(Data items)
----------------------------------------
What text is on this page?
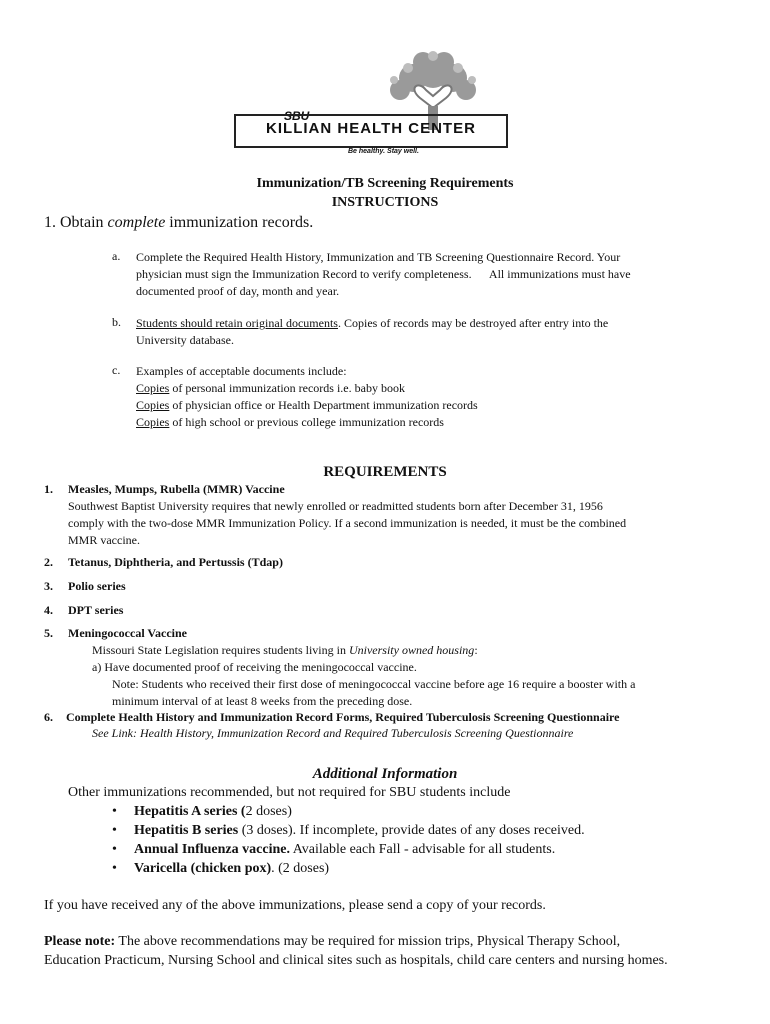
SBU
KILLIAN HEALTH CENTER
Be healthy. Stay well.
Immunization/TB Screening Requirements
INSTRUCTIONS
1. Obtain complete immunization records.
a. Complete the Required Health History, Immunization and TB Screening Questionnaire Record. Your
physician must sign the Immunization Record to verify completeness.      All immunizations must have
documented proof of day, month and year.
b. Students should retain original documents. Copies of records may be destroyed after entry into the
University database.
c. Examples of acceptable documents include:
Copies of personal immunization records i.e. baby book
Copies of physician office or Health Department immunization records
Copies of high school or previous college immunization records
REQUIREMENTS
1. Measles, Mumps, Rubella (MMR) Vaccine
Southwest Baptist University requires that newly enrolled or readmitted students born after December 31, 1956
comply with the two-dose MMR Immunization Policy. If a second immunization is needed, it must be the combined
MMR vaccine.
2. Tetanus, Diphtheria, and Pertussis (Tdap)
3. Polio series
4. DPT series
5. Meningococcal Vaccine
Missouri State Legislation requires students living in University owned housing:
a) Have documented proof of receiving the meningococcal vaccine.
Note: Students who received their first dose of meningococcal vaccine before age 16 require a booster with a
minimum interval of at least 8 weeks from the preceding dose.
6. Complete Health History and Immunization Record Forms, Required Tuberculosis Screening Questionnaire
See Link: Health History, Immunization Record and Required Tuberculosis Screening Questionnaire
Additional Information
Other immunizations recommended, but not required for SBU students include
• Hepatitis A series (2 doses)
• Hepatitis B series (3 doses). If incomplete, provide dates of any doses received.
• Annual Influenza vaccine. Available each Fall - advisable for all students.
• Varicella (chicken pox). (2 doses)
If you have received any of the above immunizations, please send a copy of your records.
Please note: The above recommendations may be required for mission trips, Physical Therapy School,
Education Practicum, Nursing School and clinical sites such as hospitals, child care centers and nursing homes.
----------------------------------------
**WORK TO BE COMPLETED**
Copy all lines from the material that hold "series".

**TASK SOLUTION**
3. Polio series
4. DPT series
• Hepatitis A series (2 doses)
• Hepatitis B series (3 doses). If incomplete, provide dates of any doses received.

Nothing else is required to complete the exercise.